* _OPDRACHT_
Hernoem "Use existing post" overal tot "Choose existing post" in de regels vanaf de regel met "ad-creative-description: Select the" tot en met de regel met "info-icon <box>73 510 99 536</box>". Geef alleen die regels terug en laat de rest ongewijzigd.

* _INVOERGEGEVENS_
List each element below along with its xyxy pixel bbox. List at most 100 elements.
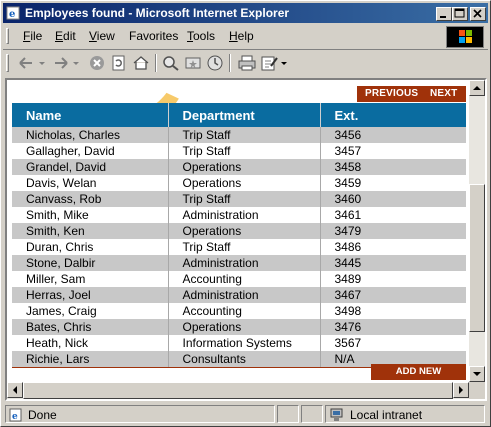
- table-row[interactable]: Grandel, David Operations 3458: [12, 159, 466, 175]
- scroll-left-button[interactable]: [7, 382, 23, 398]
- cell-department: Operations: [168, 159, 321, 175]
- table-row[interactable]: James, Craig Accounting 3498: [12, 303, 466, 319]
- cell-ext: 3459: [320, 175, 466, 191]
- table-row[interactable]: Heath, Nick Information Systems 3567: [12, 335, 466, 351]
- toolbar-separator: [229, 54, 231, 72]
- minimize-icon: [440, 16, 446, 18]
- cell-name: Duran, Chris: [12, 239, 169, 255]
- menu-help[interactable]: Help: [229, 29, 254, 43]
- column-header-name[interactable]: Name: [12, 103, 169, 127]
- vertical-scrollbar[interactable]: [469, 80, 485, 382]
- status-panel-2: [277, 405, 299, 423]
- cell-department: Operations: [168, 319, 321, 335]
- menu-edit[interactable]: Edit: [55, 29, 76, 43]
- title-bar[interactable]: e Employees found - Microsoft Internet E…: [3, 3, 488, 23]
- page-viewport: PREVIOUS NEXT Name Department Ext. Nicho…: [5, 78, 487, 401]
- table-row[interactable]: Davis, Welan Operations 3459: [12, 175, 466, 191]
- cell-ext: 3567: [320, 335, 466, 351]
- scrollbar-corner: [469, 382, 485, 399]
- favorites-button[interactable]: [183, 54, 203, 72]
- horizontal-scrollbar[interactable]: [7, 382, 469, 399]
- horizontal-scroll-thumb[interactable]: [23, 382, 453, 399]
- cell-ext: 3461: [320, 207, 466, 223]
- cell-department: Information Systems: [168, 335, 321, 351]
- pagination-bar: PREVIOUS NEXT: [357, 86, 466, 102]
- ie-page-icon: e: [6, 6, 20, 20]
- cell-name: James, Craig: [12, 303, 169, 319]
- cell-name: Grandel, David: [12, 159, 169, 175]
- table-row[interactable]: Canvass, Rob Trip Staff 3460: [12, 191, 466, 207]
- next-link[interactable]: NEXT: [430, 88, 457, 99]
- minimize-button[interactable]: [436, 7, 452, 21]
- refresh-icon: [112, 55, 125, 71]
- arrow-up-icon: [473, 86, 481, 90]
- scroll-down-button[interactable]: [469, 366, 485, 382]
- refresh-button[interactable]: [109, 54, 129, 72]
- standard-toolbar: [3, 49, 488, 75]
- cell-ext: 3467: [320, 287, 466, 303]
- print-button[interactable]: [237, 54, 257, 72]
- stop-button[interactable]: [87, 54, 107, 72]
- scroll-up-button[interactable]: [469, 80, 485, 96]
- scroll-right-button[interactable]: [453, 382, 469, 398]
- back-arrow-icon: [19, 57, 32, 69]
- add-new-employee-button[interactable]: ADD NEW EMPLOYEE: [371, 364, 466, 380]
- cell-name: Davis, Welan: [12, 175, 169, 191]
- edit-dropdown-icon: [281, 62, 287, 65]
- maximize-button[interactable]: [452, 7, 468, 21]
- cell-ext: 3460: [320, 191, 466, 207]
- windows-flag-icon: [459, 30, 472, 43]
- edit-dropdown[interactable]: [279, 54, 289, 72]
- column-header-department[interactable]: Department: [168, 103, 321, 127]
- table-row[interactable]: Miller, Sam Accounting 3489: [12, 271, 466, 287]
- page-done-icon: e: [9, 408, 22, 422]
- table-row[interactable]: Gallagher, David Trip Staff 3457: [12, 143, 466, 159]
- cell-department: Consultants: [168, 351, 321, 368]
- menu-tools[interactable]: Tools: [187, 29, 215, 43]
- windows-logo: [446, 26, 484, 48]
- forward-dropdown[interactable]: [71, 54, 81, 72]
- table-row[interactable]: Smith, Ken Operations 3479: [12, 223, 466, 239]
- cell-name: Smith, Mike: [12, 207, 169, 223]
- previous-link[interactable]: PREVIOUS: [365, 88, 418, 99]
- table-row[interactable]: Duran, Chris Trip Staff 3486: [12, 239, 466, 255]
- table-row[interactable]: Nicholas, Charles Trip Staff 3456: [12, 127, 466, 143]
- menu-view[interactable]: View: [89, 29, 115, 43]
- cell-department: Operations: [168, 175, 321, 191]
- local-intranet-icon: [330, 408, 343, 421]
- search-button[interactable]: [161, 54, 181, 72]
- status-main-panel: e Done: [5, 405, 275, 423]
- arrow-down-icon: [473, 372, 481, 376]
- vertical-scroll-thumb[interactable]: [469, 184, 485, 332]
- table-row[interactable]: Smith, Mike Administration 3461: [12, 207, 466, 223]
- back-dropdown-icon: [39, 62, 45, 65]
- table-row[interactable]: Herras, Joel Administration 3467: [12, 287, 466, 303]
- home-button[interactable]: [131, 54, 151, 72]
- back-dropdown[interactable]: [37, 54, 47, 72]
- column-header-ext[interactable]: Ext.: [320, 103, 466, 127]
- cell-department: Administration: [168, 207, 321, 223]
- cell-name: Nicholas, Charles: [12, 127, 169, 143]
- cell-ext: 3489: [320, 271, 466, 287]
- edit-button[interactable]: [259, 54, 279, 72]
- cell-name: Smith, Ken: [12, 223, 169, 239]
- forward-button[interactable]: [51, 54, 71, 72]
- cell-department: Administration: [168, 255, 321, 271]
- close-button[interactable]: [470, 7, 486, 21]
- back-button[interactable]: [17, 54, 37, 72]
- svg-text:e: e: [12, 412, 18, 422]
- cell-department: Trip Staff: [168, 143, 321, 159]
- menu-favorites[interactable]: Favorites: [129, 29, 178, 43]
- history-button[interactable]: [205, 54, 225, 72]
- table-row[interactable]: Bates, Chris Operations 3476: [12, 319, 466, 335]
- menu-grip: [6, 28, 9, 44]
- table-header-row: Name Department Ext.: [12, 103, 466, 127]
- cell-name: Bates, Chris: [12, 319, 169, 335]
- security-zone-text: Local intranet: [350, 408, 423, 422]
- browser-window: e Employees found - Microsoft Internet E…: [0, 0, 491, 427]
- stop-icon: [90, 56, 104, 70]
- menu-file[interactable]: File: [23, 29, 42, 43]
- table-row[interactable]: Stone, Dalbir Administration 3445: [12, 255, 466, 271]
- cell-department: Trip Staff: [168, 239, 321, 255]
- forward-arrow-icon: [55, 57, 68, 69]
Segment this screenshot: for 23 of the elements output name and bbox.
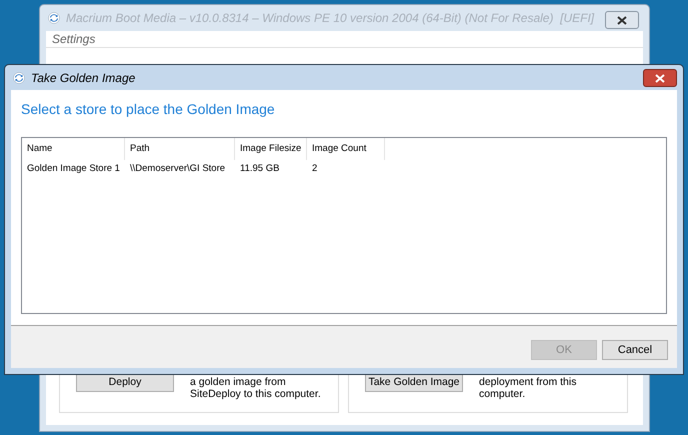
column-header[interactable]: Path xyxy=(125,138,235,160)
close-icon xyxy=(617,16,627,24)
store-row[interactable]: Golden Image Store 1 \\Demoserver\GI Store 11.95 GB 2 xyxy=(22,160,666,178)
description-text: deployment from this xyxy=(479,376,576,388)
description-text: computer. xyxy=(479,388,526,400)
description-text: SiteDeploy to this computer. xyxy=(190,388,321,400)
column-header[interactable]: Name xyxy=(22,138,125,160)
dialog-title: Take Golden Image xyxy=(31,70,136,86)
table-cell-text: Golden Image Store 1 xyxy=(26,162,121,176)
table-cell-text: 2 xyxy=(311,162,318,176)
description-text: a golden image from xyxy=(190,376,287,388)
close-button[interactable] xyxy=(643,69,677,87)
close-icon xyxy=(655,74,665,82)
menu-item[interactable]: Settings xyxy=(52,30,96,48)
table-cell-text: 11.95 GB xyxy=(239,162,280,176)
dialog-heading: Select a store to place the Golden Image xyxy=(21,100,276,119)
column-header[interactable]: Image Count xyxy=(307,138,385,160)
dialog-button[interactable]: Cancel xyxy=(602,340,668,360)
table-cell-text: \\Demoserver\GI Store xyxy=(129,162,226,176)
close-button[interactable] xyxy=(605,11,639,29)
app-icon xyxy=(48,12,60,24)
column-header[interactable]: Image Filesize xyxy=(235,138,307,160)
app-icon xyxy=(13,72,25,84)
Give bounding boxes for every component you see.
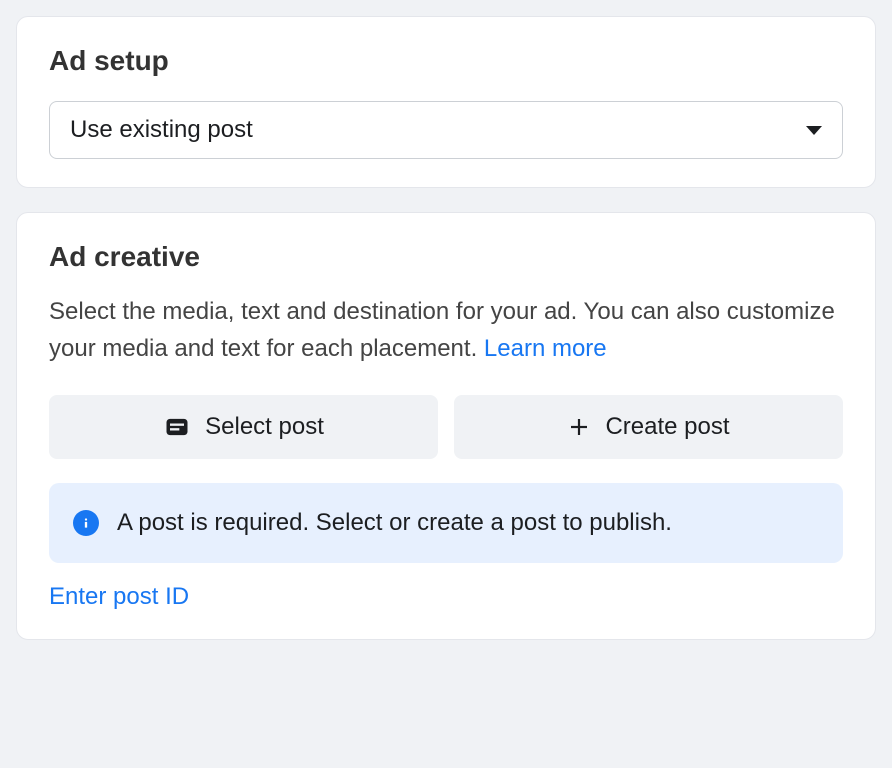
ad-creative-description: Select the media, text and destination f… <box>49 293 843 367</box>
ad-creative-title: Ad creative <box>49 241 843 273</box>
ad-creative-card: Ad creative Select the media, text and d… <box>16 212 876 640</box>
learn-more-link[interactable]: Learn more <box>484 335 607 362</box>
ad-setup-card: Ad setup Use existing post <box>16 16 876 188</box>
ad-setup-dropdown-value: Use existing post <box>70 116 253 144</box>
create-post-label: Create post <box>605 413 729 441</box>
caret-down-icon <box>806 126 822 135</box>
enter-post-id-link[interactable]: Enter post ID <box>49 583 189 610</box>
create-post-button[interactable]: Create post <box>454 395 843 459</box>
post-action-row: Select post Create post <box>49 395 843 459</box>
ad-creative-description-text: Select the media, text and destination f… <box>49 298 835 362</box>
post-card-icon <box>163 413 191 441</box>
ad-setup-dropdown[interactable]: Use existing post <box>49 101 843 159</box>
info-icon <box>73 510 99 536</box>
info-message-text: A post is required. Select or create a p… <box>117 509 672 537</box>
plus-icon <box>567 415 591 439</box>
select-post-label: Select post <box>205 413 324 441</box>
ad-setup-title: Ad setup <box>49 45 843 77</box>
post-required-info: A post is required. Select or create a p… <box>49 483 843 563</box>
select-post-button[interactable]: Select post <box>49 395 438 459</box>
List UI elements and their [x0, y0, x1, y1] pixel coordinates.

* _UITGEWERKTE OPGAVE_
ad-creative-description: Select the media, text and destination f… <box>49 293 843 367</box>
ad-creative-title: Ad creative <box>49 241 843 273</box>
ad-creative-card: Ad creative Select the media, text and d… <box>16 212 876 640</box>
learn-more-link[interactable]: Learn more <box>484 335 607 362</box>
ad-setup-card: Ad setup Choose existing post <box>16 16 876 188</box>
ad-setup-dropdown-value: Choose existing post <box>70 116 253 144</box>
create-post-label: Create post <box>605 413 729 441</box>
caret-down-icon <box>806 126 822 135</box>
enter-post-id-link[interactable]: Enter post ID <box>49 583 189 610</box>
create-post-button[interactable]: Create post <box>454 395 843 459</box>
post-action-row: Select post Create post <box>49 395 843 459</box>
ad-creative-description-text: Select the media, text and destination f… <box>49 298 835 362</box>
post-card-icon <box>163 413 191 441</box>
ad-setup-dropdown[interactable]: Choose existing post <box>49 101 843 159</box>
info-icon <box>73 510 99 536</box>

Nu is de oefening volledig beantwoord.